Tuesday, April 28, 2009

Catching uncaught exceptions in Java

This month looks quite javaized!
So here is another thing I came up with, regarding uncaught exceptions which usually end the application totally unexpectedly. I wouldn't mind about that, but I felt that the user should be notified with a minimum-sense message and some technical info so that he/she can send it over to the developers.
So here it is a 'BodyGuard' class that does the job by using a callback present in the Thread class.


package bodyguard;

public class BodyGuard implements Thread.UncaughtExceptionHandler
{
static private BodyGuard bGuard;

static public void registerGuard() {
bGuard = new BodyGuard();
Thread.setDefaultUncaughtExceptionHandler(bGuard);
}

public void uncaughtException( Thread thread, Throwable e )
{
java.io.StringWriter sW = new java.io.StringWriter();
e.printStackTrace( new java.io.PrintWriter(sW));

String s = "A fatal error was detected during execution: \n" +
"Thread: " + thread.getName() + "\n" +
"Exception: " + sW.toString() + "\n" +
"The application will be closed now.";

showFatalErr(s);
}

private void showFatalErr( String err )
{
//JOptionPane.showMessageDialog(null, err,"Error", JOptionPane.ERROR_MESSAGE);
BodyGuardDialog dlg = new BodyGuardDialog(null, true, err);
dlg.setLocationRelativeTo(null);
dlg.setVisible(true);

System.exit(-1); //exit n ow
}
}

BodyGuardDialog is another class derived from JDialog that shows the corresponding error message and lets the user copy the error to the clipboard.
In order to register this handler one just has to call bodyguard.BodyGuard.registerGuard() when starting up (ie: static void main()).
This class will catch uncaught exceptions from all threads, displaying the thread's name where the exception was thrown.
◆ ◆ ◆
> [Tasks and exercises]:
1. Which methods does the BodyGuard class in the blog post define?
2. How would you shorten the blog post's paragraph beginning "So here is another thing I came up with" to a single sentence?
3. Reproduce the blog post's text starting with "BodyGuardDialog is another" and going on through "static void main()).".
The records further down are separate material with no connection to the blog post.
◆ ◆ ◆
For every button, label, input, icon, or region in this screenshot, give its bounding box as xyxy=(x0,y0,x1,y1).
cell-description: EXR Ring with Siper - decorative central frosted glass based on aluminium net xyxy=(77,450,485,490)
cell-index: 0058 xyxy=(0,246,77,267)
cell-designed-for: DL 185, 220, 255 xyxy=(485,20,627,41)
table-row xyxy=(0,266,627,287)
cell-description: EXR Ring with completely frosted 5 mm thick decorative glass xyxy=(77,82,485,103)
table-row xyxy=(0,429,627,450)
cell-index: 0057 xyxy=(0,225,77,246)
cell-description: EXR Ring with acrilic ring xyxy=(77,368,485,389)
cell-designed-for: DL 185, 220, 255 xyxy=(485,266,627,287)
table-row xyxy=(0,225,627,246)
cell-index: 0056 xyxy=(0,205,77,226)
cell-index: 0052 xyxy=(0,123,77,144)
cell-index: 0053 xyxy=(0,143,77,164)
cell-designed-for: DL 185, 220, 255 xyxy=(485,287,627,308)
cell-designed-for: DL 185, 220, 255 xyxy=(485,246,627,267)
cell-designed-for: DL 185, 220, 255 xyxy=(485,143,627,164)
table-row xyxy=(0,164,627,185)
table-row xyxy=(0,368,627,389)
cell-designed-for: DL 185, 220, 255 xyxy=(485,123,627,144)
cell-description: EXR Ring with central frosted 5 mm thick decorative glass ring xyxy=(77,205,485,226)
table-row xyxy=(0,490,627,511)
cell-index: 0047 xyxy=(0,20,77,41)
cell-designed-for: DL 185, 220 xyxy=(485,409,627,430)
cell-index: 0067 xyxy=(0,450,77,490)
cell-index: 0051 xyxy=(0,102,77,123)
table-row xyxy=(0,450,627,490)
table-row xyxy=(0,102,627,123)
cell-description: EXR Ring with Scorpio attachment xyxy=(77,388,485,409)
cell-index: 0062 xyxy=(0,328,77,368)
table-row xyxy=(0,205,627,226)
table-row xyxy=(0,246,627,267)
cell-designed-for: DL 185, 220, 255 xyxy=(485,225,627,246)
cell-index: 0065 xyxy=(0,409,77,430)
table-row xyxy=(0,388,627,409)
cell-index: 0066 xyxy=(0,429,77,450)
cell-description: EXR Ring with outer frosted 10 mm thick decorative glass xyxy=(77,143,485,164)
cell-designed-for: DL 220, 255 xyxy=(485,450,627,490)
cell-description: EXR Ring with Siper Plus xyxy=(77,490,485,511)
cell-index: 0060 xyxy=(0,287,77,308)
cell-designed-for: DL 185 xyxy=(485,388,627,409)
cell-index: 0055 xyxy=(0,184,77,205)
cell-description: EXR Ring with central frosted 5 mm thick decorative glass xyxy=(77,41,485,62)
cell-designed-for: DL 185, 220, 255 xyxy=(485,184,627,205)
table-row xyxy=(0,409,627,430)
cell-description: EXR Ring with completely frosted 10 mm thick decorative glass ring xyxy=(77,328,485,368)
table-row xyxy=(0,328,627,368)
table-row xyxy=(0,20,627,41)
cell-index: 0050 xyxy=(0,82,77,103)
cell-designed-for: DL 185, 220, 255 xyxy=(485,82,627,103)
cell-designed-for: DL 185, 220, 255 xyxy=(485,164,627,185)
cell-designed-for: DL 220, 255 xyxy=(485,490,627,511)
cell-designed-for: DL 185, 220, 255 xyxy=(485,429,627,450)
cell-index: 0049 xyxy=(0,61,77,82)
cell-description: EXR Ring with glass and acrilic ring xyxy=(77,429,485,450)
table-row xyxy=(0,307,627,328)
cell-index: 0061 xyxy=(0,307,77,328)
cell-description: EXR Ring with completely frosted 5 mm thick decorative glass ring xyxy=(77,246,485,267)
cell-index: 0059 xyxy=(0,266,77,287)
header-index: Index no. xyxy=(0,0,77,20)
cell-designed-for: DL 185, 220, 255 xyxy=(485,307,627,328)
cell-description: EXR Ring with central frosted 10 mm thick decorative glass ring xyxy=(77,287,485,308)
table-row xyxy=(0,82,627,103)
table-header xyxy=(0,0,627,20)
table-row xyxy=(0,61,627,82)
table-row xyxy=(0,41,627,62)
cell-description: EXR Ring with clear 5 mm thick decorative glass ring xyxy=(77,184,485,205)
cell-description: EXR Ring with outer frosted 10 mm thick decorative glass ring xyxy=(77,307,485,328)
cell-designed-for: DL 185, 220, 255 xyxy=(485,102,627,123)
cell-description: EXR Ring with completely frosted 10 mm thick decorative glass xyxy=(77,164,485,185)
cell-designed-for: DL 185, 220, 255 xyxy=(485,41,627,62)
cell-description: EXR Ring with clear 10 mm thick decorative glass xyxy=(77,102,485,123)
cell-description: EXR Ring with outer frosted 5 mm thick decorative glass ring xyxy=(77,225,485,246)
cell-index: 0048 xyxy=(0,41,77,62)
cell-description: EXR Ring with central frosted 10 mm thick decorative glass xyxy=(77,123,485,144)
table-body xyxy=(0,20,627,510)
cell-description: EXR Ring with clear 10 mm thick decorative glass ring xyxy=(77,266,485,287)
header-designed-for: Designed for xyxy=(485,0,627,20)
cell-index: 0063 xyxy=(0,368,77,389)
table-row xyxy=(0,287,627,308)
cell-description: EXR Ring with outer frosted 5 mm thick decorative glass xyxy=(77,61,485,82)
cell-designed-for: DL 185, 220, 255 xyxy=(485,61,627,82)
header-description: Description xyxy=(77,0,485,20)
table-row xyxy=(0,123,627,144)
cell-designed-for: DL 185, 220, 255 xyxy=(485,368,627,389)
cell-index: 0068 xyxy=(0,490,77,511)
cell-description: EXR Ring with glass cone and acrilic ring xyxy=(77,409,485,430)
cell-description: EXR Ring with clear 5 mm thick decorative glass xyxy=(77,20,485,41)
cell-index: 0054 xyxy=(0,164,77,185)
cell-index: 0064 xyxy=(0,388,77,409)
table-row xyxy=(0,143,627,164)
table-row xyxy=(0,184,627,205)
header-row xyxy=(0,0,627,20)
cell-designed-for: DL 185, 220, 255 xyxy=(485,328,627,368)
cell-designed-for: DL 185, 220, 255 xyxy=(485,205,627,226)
◆ ◆ ◆
> [Responses by item number]:
1. registerGuard(), uncaughtException(Thread thread, Throwable e), showFatalErr(String err)

2. Uncaught exceptions usually end the application unexpectedly, so the author wanted the user to see a simple message plus technical details that could be sent to the developers.

3.
BodyGuardDialog is another class derived from JDialog that shows the corresponding error message and lets the user copy the error to the clipboard.
In order to register this handler one just has to call bodyguard.BodyGuard.registerGuard() when starting up (ie: static void main()).